_What to produce_
Write out each line beneath this one exactly as it reads.
--
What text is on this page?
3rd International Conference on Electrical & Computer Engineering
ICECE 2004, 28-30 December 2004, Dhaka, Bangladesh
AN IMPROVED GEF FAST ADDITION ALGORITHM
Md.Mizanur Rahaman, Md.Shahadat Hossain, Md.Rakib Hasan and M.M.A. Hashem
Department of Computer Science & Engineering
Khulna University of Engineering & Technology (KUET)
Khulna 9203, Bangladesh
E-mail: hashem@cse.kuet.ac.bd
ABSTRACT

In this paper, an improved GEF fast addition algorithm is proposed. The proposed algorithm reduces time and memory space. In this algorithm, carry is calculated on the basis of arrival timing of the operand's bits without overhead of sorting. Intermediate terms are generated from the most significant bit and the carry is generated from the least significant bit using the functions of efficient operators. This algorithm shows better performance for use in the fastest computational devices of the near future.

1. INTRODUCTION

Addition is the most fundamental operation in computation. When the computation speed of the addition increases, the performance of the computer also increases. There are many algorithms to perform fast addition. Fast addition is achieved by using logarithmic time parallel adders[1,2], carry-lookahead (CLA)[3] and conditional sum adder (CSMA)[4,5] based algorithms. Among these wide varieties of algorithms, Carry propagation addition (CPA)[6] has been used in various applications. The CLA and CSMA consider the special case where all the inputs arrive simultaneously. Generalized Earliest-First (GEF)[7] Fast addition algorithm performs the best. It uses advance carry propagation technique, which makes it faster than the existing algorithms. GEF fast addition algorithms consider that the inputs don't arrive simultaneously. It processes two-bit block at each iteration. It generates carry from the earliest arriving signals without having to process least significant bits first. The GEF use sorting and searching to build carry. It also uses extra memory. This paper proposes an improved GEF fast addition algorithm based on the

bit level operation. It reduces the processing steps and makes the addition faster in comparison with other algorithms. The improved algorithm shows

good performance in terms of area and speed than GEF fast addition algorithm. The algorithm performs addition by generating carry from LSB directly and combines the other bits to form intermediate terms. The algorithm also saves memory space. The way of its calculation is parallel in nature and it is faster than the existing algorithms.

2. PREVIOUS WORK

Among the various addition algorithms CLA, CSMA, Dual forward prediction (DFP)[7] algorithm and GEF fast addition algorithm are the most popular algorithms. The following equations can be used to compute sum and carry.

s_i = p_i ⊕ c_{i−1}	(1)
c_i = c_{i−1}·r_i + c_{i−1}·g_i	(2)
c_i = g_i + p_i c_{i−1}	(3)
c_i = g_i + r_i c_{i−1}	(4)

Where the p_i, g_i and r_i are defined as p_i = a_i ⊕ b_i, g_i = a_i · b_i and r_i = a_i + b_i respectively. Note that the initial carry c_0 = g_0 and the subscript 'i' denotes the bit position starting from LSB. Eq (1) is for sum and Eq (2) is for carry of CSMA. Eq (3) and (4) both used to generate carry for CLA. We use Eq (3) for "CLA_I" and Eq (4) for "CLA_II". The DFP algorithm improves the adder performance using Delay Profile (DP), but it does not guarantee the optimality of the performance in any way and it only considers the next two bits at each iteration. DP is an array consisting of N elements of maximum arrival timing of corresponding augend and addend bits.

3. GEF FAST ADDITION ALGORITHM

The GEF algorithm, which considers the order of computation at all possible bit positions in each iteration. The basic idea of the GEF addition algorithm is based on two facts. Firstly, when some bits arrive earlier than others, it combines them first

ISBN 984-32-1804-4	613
--
_The completed task_
What text is on this page?
3rd International Conference on Electrical & Computer Engineering
ICECE 2004, 28-30 December 2004, Dhaka, Bangladesh
AN IMPROVED GEF FAST ADDITION ALGORITHM
Md.Mizanur Rahaman, Md.Shahadat Hossain, Md.Rakib Hasan and M.M.A. Hashem
Department of Computer Science & Engineering
Khulna University of Engineering & Technology (KUET)
Khulna 9203, Bangladesh
E-mail: hashem@cse.kuet.ac.bd
ABSTRACT

In this paper, an improved GEF fast addition algorithm is proposed. The proposed algorithm reduces time and memory space. In this algorithm, carry is calculated on the basis of arrival timing of the operand's bits without overhead of sorting. Intermediate terms are generated from the most significant bit and the carry is generated from the least significant bit using the functions of efficient operators. This algorithm shows better performance for use in the fastest computational devices of the near future.

1. INTRODUCTION

Addition is the most fundamental operation in computation. When the computation speed of the addition increases, the performance of the computer also increases. There are many algorithms to perform fast addition. Fast addition is achieved by using logarithmic time parallel adders[1,2], carry-lookahead (CLA)[3] and conditional sum adder (CSMA)[4,5] based algorithms. Among these wide varieties of algorithms, Carry propagation addition (CPA)[6] has been used in various applications. The CLA and CSMA consider the special case where all the inputs arrive simultaneously. Generalized Earliest-First (GEF)[7] Fast addition algorithm performs the best. It uses advance carry propagation technique, which makes it faster than the existing algorithms. GEF fast addition algorithms consider that the inputs don't arrive simultaneously. It processes two-bit block at each iteration. It generates carry from the earliest arriving signals without having to process least significant bits first. The GEF use sorting and searching to build carry. It also uses extra memory. This paper proposes an improved GEF fast addition algorithm based on the

bit level operation. It reduces the processing steps and makes the addition faster in comparison with other algorithms. The improved algorithm shows

good performance in terms of area and speed than GEF fast addition algorithm. The algorithm performs addition by generating carry from LSB directly and combines the other bits to form intermediate terms. The algorithm also saves memory space. The way of its calculation is parallel in nature and it is faster than the existing algorithms.

2. PREVIOUS WORK

Among the various addition algorithms CLA, CSMA, Dual forward prediction (DFP)[7] algorithm and GEF fast addition algorithm are the most popular algorithms. The following equations can be used to compute sum and carry.

s_i = p_i ⊕ c_{i−1}	(1)
c_i = c_{i−1}·r_i + c_{i−1}·g_i	(2)
c_i = g_i + p_i c_{i−1}	(3)
c_i = g_i + r_i c_{i−1}	(4)

Where the p_i, g_i and r_i are defined as p_i = a_i ⊕ b_i, g_i = a_i · b_i and r_i = a_i + b_i respectively. Note that the initial carry c_0 = g_0 and the subscript 'i' denotes the bit position starting from LSB. Eq (1) is for sum and Eq (2) is for carry of CSMA. Eq (3) and (4) both used to generate carry for CLA. We use Eq (3) for "CLA_I" and Eq (4) for "CLA_II". The DFP algorithm improves the adder performance using Delay Profile (DP), but it does not guarantee the optimality of the performance in any way and it only considers the next two bits at each iteration. DP is an array consisting of N elements of maximum arrival timing of corresponding augend and addend bits.

3. GEF FAST ADDITION ALGORITHM

The GEF algorithm, which considers the order of computation at all possible bit positions in each iteration. The basic idea of the GEF addition algorithm is based on two facts. Firstly, when some bits arrive earlier than others, it combines them first

ISBN 984-32-1804-4	613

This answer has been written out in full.